== Exercise input ==

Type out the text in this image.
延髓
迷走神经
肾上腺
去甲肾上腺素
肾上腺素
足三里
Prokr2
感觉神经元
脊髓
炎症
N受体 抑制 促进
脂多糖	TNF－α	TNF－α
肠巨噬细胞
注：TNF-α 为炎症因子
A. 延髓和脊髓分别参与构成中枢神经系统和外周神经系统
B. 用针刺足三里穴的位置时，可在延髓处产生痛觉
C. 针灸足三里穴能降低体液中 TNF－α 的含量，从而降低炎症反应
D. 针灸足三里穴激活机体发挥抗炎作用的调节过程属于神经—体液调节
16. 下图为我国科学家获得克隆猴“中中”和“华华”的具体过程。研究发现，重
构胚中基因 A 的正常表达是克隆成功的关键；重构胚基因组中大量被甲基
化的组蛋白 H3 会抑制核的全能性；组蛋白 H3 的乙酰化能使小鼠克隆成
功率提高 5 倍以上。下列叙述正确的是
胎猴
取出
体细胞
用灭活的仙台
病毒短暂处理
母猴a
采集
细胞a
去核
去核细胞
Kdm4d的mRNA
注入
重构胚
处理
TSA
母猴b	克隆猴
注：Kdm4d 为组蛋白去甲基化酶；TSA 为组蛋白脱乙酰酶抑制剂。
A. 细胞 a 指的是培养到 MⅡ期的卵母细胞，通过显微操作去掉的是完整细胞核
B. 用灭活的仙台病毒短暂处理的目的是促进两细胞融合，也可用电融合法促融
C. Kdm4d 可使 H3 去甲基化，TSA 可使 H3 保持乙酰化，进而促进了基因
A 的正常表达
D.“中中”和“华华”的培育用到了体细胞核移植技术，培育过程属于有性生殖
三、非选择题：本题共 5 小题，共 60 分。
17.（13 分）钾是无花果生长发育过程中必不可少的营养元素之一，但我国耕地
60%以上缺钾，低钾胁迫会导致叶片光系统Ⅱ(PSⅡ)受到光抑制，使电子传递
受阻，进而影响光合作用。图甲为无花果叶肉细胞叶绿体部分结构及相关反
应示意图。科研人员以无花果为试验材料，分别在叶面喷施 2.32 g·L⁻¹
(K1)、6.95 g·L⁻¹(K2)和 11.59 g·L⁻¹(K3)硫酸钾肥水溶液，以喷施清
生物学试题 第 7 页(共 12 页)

===
== Exercise input ==

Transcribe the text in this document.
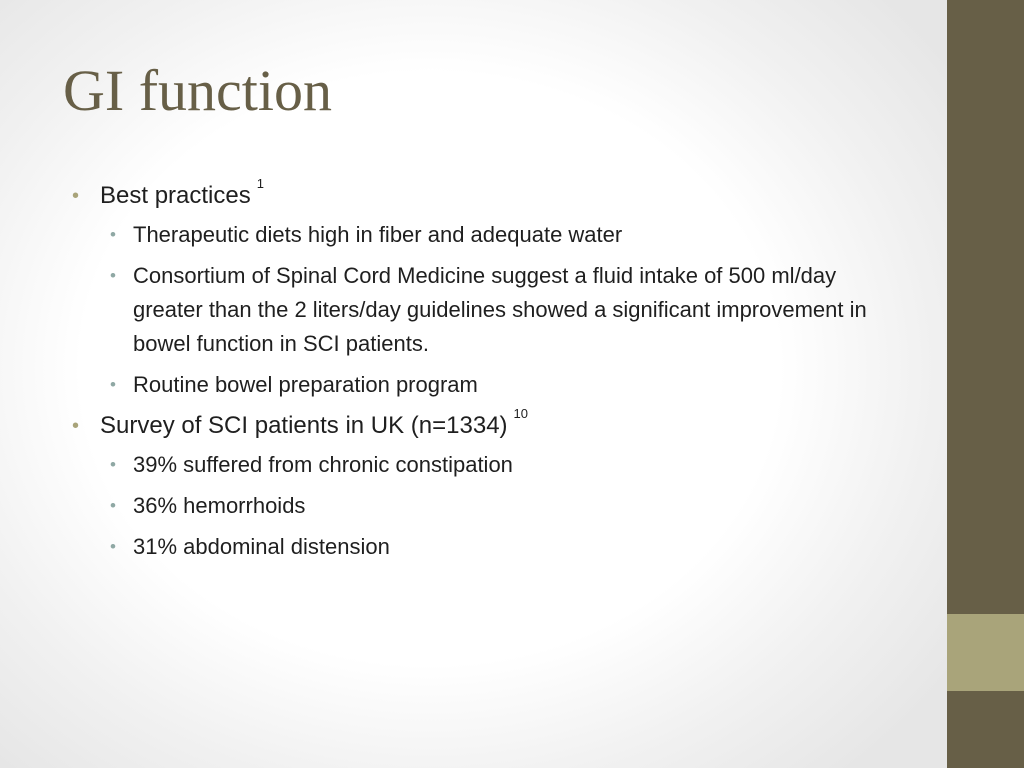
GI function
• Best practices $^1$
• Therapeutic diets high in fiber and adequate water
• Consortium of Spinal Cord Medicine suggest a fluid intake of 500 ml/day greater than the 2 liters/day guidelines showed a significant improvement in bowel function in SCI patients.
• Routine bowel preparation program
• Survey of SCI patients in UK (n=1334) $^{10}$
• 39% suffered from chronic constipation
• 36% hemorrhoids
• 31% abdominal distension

===
== Exercise input ==

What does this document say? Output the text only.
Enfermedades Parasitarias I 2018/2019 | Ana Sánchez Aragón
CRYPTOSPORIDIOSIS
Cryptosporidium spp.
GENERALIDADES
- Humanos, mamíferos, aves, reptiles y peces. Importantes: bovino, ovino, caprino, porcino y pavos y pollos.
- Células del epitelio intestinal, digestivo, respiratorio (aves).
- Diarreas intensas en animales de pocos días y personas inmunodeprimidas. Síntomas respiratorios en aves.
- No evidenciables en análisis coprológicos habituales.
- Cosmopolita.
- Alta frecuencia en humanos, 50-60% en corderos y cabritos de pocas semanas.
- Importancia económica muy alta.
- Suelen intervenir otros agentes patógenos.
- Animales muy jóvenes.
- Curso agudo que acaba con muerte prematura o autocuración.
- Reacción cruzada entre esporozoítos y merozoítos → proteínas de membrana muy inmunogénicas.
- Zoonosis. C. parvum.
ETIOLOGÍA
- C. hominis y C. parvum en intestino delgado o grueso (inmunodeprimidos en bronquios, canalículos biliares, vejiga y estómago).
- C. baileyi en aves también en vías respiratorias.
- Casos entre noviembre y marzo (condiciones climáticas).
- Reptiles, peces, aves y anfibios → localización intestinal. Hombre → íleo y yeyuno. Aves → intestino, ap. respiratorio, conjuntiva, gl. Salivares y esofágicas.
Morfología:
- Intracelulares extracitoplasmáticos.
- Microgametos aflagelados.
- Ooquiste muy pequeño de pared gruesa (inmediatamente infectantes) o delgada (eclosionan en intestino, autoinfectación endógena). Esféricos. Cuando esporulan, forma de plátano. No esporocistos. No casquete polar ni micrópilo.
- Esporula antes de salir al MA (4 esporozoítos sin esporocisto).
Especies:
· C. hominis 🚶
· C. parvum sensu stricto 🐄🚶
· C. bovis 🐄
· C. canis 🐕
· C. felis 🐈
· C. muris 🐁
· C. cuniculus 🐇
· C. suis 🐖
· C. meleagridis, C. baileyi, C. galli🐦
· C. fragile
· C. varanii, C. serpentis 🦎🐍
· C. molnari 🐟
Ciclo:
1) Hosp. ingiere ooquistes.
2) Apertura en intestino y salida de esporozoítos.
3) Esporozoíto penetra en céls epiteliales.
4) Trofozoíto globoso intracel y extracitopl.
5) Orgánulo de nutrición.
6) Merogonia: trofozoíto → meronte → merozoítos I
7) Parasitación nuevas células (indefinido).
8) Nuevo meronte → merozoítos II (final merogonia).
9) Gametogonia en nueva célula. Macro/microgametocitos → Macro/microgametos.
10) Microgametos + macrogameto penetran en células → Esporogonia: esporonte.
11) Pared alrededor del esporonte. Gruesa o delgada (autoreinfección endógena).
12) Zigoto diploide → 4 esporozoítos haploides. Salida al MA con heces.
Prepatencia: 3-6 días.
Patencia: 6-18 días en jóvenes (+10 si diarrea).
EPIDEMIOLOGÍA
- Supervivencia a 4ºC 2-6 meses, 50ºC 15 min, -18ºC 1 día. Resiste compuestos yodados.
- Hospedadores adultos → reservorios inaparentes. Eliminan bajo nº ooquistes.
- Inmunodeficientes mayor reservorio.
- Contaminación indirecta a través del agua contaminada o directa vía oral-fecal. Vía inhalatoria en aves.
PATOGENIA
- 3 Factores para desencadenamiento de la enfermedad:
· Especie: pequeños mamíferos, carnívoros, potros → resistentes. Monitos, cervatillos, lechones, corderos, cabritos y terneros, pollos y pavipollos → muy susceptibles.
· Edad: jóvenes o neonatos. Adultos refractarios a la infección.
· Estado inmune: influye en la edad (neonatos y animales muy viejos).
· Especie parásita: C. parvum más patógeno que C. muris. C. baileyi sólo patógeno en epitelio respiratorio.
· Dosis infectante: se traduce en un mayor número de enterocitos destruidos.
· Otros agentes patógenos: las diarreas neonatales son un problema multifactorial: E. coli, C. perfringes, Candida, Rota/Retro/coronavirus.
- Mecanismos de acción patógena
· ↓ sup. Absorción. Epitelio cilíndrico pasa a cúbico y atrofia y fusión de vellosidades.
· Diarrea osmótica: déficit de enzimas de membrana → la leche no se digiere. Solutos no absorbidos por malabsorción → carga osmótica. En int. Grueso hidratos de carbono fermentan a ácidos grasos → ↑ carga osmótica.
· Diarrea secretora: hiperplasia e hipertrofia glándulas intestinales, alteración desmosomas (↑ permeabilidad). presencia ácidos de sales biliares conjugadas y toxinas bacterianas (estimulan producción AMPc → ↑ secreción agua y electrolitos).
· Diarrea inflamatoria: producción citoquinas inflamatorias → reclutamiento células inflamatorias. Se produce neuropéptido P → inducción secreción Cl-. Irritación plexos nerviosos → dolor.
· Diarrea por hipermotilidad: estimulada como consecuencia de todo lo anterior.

===

» Problem description
Your answer must be every line from the entries that contains the string "jóvenes", copied as it stands.

» Solved problem
- Animales muy jóvenes.
Patencia: 6-18 días en jóvenes (+10 si diarrea).
· Edad: jóvenes o neonatos. Adultos refractarios a la infección.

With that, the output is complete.